PROVIDED RECORDS
*****

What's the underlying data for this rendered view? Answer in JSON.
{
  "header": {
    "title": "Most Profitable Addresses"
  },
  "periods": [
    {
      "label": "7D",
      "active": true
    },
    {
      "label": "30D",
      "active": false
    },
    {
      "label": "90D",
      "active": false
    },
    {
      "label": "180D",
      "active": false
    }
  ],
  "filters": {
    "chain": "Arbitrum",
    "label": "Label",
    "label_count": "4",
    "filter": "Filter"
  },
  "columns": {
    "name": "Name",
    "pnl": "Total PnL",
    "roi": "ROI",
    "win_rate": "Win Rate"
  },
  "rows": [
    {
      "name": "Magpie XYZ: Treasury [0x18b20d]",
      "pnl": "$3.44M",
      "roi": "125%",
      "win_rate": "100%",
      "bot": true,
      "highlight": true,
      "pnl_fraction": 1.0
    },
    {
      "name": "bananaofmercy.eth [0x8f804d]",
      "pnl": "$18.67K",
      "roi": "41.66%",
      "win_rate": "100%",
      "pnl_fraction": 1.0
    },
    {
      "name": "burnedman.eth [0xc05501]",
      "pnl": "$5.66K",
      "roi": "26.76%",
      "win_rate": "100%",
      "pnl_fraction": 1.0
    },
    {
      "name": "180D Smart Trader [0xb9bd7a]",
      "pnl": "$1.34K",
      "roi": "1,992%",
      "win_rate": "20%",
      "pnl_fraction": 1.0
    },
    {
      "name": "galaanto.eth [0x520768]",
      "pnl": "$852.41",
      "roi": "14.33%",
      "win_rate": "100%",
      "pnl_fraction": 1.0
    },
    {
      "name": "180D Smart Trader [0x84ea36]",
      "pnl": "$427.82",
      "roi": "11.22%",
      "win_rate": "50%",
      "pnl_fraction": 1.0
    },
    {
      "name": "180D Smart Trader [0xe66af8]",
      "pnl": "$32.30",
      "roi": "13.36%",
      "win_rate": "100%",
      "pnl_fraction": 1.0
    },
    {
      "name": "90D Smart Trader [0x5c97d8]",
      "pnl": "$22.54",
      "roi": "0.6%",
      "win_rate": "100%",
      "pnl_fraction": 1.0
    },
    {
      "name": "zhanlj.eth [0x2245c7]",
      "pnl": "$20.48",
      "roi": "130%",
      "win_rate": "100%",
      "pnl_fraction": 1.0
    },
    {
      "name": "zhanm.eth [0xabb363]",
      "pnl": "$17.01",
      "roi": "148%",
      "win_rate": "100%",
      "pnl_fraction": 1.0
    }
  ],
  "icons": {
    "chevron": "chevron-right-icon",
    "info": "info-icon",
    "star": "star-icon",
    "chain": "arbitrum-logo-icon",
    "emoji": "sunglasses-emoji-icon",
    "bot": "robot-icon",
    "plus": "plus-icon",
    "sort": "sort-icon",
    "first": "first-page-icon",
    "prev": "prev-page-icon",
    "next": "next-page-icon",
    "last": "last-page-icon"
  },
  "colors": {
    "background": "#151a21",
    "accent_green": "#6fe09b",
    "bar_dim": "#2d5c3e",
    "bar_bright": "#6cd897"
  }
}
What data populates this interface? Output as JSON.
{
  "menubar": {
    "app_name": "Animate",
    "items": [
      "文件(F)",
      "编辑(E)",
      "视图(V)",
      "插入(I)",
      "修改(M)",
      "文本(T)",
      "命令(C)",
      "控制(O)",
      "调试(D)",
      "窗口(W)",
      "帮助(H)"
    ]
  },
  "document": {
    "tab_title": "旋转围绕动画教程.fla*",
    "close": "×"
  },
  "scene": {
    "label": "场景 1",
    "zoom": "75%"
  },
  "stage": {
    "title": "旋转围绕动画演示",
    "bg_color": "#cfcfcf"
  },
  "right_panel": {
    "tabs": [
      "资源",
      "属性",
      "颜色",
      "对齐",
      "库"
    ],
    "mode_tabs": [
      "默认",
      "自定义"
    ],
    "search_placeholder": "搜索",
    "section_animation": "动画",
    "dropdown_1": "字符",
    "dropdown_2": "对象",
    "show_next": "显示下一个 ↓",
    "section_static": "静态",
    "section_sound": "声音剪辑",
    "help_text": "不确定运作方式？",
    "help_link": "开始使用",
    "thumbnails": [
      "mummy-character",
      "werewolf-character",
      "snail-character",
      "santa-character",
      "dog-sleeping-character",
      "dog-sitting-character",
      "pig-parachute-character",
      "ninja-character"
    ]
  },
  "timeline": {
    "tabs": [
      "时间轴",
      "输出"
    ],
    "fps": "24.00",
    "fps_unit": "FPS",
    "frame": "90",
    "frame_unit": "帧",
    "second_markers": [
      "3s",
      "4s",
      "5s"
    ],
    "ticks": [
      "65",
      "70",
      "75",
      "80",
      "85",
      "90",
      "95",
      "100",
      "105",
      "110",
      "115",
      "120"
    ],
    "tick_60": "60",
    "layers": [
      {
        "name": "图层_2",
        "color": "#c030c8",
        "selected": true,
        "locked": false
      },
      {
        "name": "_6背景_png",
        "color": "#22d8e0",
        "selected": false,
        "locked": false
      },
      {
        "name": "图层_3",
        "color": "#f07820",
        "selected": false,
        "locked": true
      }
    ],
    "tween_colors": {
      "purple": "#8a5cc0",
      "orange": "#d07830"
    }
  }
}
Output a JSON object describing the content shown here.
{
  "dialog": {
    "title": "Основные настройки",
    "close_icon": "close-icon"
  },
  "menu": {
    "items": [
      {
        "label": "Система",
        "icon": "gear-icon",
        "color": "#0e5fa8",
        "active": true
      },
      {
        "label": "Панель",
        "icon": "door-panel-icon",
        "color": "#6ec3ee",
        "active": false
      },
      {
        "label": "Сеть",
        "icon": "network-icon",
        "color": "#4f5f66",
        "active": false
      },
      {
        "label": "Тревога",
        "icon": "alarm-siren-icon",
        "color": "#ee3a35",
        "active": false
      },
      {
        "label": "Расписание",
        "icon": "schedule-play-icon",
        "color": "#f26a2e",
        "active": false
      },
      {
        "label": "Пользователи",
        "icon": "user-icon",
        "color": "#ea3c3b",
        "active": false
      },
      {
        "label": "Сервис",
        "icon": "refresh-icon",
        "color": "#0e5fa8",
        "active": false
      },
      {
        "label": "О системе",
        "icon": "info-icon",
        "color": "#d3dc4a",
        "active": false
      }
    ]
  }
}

*****

Go through the listing above and return every line where the word "data" occurs.

What's the underlying data for this rendered view? Answer in JSON.
What data populates this interface? Output as JSON.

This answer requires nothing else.